Data for this task ->
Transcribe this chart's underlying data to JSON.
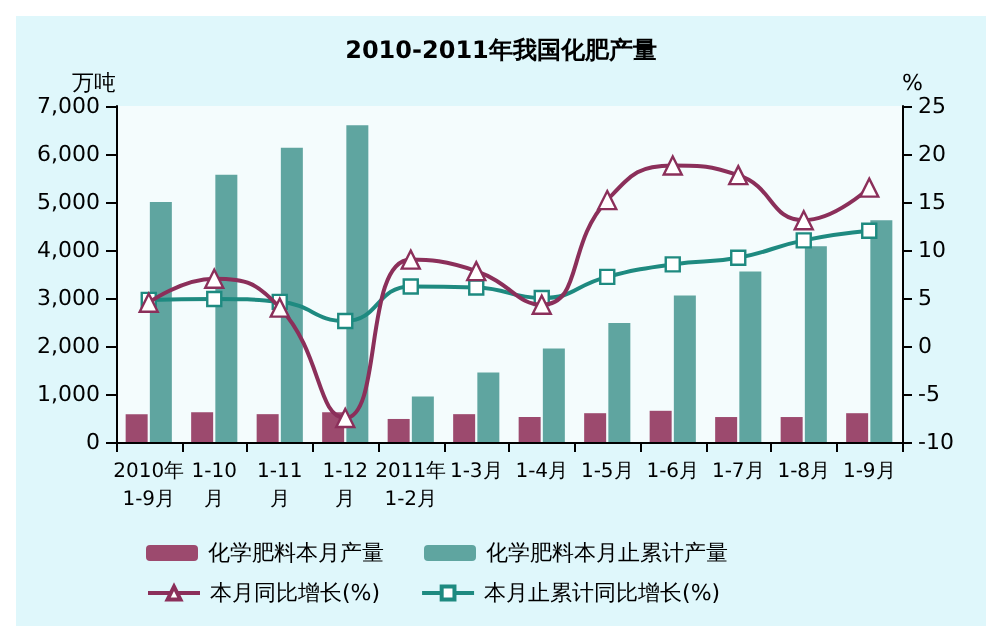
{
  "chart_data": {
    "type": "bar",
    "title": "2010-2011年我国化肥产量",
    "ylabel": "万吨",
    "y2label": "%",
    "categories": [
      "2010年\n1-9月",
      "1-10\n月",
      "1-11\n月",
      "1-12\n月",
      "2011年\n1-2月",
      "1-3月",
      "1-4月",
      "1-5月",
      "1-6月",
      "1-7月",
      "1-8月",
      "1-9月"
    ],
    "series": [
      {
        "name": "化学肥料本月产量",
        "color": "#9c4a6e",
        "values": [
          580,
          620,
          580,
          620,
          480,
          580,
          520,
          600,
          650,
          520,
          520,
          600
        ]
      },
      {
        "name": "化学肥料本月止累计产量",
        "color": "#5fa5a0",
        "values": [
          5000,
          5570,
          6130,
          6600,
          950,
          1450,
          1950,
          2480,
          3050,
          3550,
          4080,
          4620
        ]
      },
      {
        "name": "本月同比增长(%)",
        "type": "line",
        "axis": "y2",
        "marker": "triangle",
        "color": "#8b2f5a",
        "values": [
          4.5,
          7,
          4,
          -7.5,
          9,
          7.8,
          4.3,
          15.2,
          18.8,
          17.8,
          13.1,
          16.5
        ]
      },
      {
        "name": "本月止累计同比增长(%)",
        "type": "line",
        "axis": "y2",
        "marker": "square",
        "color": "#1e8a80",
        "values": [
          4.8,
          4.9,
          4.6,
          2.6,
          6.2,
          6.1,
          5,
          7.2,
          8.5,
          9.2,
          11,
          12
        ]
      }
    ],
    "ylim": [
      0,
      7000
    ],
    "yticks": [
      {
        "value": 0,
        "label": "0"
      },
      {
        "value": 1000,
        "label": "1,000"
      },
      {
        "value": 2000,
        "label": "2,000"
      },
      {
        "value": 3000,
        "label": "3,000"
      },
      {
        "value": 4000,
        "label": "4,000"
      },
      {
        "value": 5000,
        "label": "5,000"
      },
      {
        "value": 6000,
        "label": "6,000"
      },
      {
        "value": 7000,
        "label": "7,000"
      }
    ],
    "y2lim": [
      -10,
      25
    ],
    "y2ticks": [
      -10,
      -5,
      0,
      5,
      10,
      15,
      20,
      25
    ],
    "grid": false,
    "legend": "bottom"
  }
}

Work to do ->
Repeat the material above verbatim. Leave the pictures behind.

Problem solution ->
Transcribe this chart's underlying data to JSON.
{
  "chart_data": {
    "type": "bar",
    "title": "2010-2011年我国化肥产量",
    "ylabel": "万吨",
    "y2label": "%",
    "categories": [
      "2010年\n1-9月",
      "1-10\n月",
      "1-11\n月",
      "1-12\n月",
      "2011年\n1-2月",
      "1-3月",
      "1-4月",
      "1-5月",
      "1-6月",
      "1-7月",
      "1-8月",
      "1-9月"
    ],
    "series": [
      {
        "name": "化学肥料本月产量",
        "color": "#9c4a6e",
        "values": [
          580,
          620,
          580,
          620,
          480,
          580,
          520,
          600,
          650,
          520,
          520,
          600
        ]
      },
      {
        "name": "化学肥料本月止累计产量",
        "color": "#5fa5a0",
        "values": [
          5000,
          5570,
          6130,
          6600,
          950,
          1450,
          1950,
          2480,
          3050,
          3550,
          4080,
          4620
        ]
      },
      {
        "name": "本月同比增长(%)",
        "type": "line",
        "axis": "y2",
        "marker": "triangle",
        "color": "#8b2f5a",
        "values": [
          4.5,
          7,
          4,
          -7.5,
          9,
          7.8,
          4.3,
          15.2,
          18.8,
          17.8,
          13.1,
          16.5
        ]
      },
      {
        "name": "本月止累计同比增长(%)",
        "type": "line",
        "axis": "y2",
        "marker": "square",
        "color": "#1e8a80",
        "values": [
          4.8,
          4.9,
          4.6,
          2.6,
          6.2,
          6.1,
          5,
          7.2,
          8.5,
          9.2,
          11,
          12
        ]
      }
    ],
    "ylim": [
      0,
      7000
    ],
    "yticks": [
      {
        "value": 0,
        "label": "0"
      },
      {
        "value": 1000,
        "label": "1,000"
      },
      {
        "value": 2000,
        "label": "2,000"
      },
      {
        "value": 3000,
        "label": "3,000"
      },
      {
        "value": 4000,
        "label": "4,000"
      },
      {
        "value": 5000,
        "label": "5,000"
      },
      {
        "value": 6000,
        "label": "6,000"
      },
      {
        "value": 7000,
        "label": "7,000"
      }
    ],
    "y2lim": [
      -10,
      25
    ],
    "y2ticks": [
      -10,
      -5,
      0,
      5,
      10,
      15,
      20,
      25
    ],
    "grid": false,
    "legend": "bottom"
  }
}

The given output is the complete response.